**Task objective**: Return the number of lines in which the word "connections" appears; add nothing else.

**Dataset items**:
=-=-=-=-=

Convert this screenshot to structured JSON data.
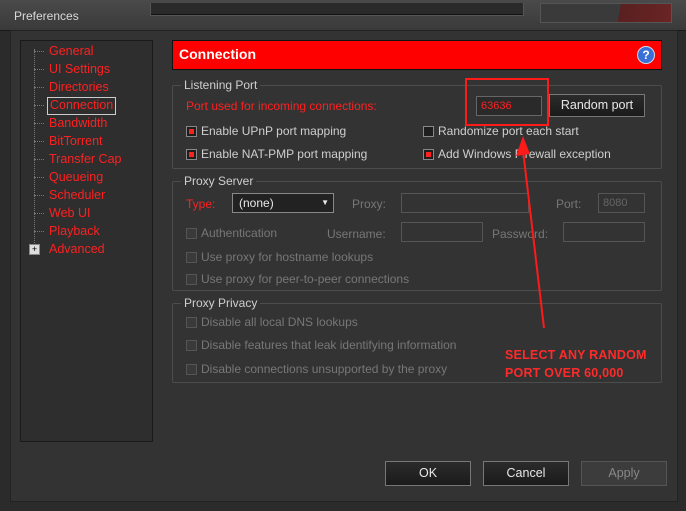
{
  "window": {
    "title": "Preferences"
  },
  "sidebar": {
    "items": [
      {
        "label": "General"
      },
      {
        "label": "UI Settings"
      },
      {
        "label": "Directories"
      },
      {
        "label": "Connection",
        "selected": true
      },
      {
        "label": "Bandwidth"
      },
      {
        "label": "BitTorrent"
      },
      {
        "label": "Transfer Cap"
      },
      {
        "label": "Queueing"
      },
      {
        "label": "Scheduler"
      },
      {
        "label": "Web UI"
      },
      {
        "label": "Playback"
      },
      {
        "label": "Advanced",
        "expandable": true
      }
    ]
  },
  "panel": {
    "title": "Connection",
    "help_icon": "question-mark-icon"
  },
  "listening_port": {
    "legend": "Listening Port",
    "port_label": "Port used for incoming connections:",
    "port_value": "63636",
    "random_port_button": "Random port",
    "upnp_label": "Enable UPnP port mapping",
    "upnp_checked": true,
    "natpmp_label": "Enable NAT-PMP port mapping",
    "natpmp_checked": true,
    "randomize_label": "Randomize port each start",
    "randomize_checked": false,
    "firewall_label": "Add Windows Firewall exception",
    "firewall_checked": true
  },
  "proxy_server": {
    "legend": "Proxy Server",
    "type_label": "Type:",
    "type_value": "(none)",
    "proxy_label": "Proxy:",
    "proxy_value": "",
    "port_label": "Port:",
    "port_value": "8080",
    "auth_label": "Authentication",
    "username_label": "Username:",
    "password_label": "Password:",
    "hostname_label": "Use proxy for hostname lookups",
    "p2p_label": "Use proxy for peer-to-peer connections"
  },
  "proxy_privacy": {
    "legend": "Proxy Privacy",
    "dns_label": "Disable all local DNS lookups",
    "leak_label": "Disable features that leak identifying information",
    "unsupported_label": "Disable connections unsupported by the proxy"
  },
  "annotation": {
    "line1": "SELECT ANY RANDOM",
    "line2": "PORT OVER 60,000",
    "color": "#ff2a2a"
  },
  "footer": {
    "ok": "OK",
    "cancel": "Cancel",
    "apply": "Apply"
  },
  "colors": {
    "accent": "#ff0000",
    "background": "#333333"
  }
}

=-=-=-=-=

**Response for this exercise**: 3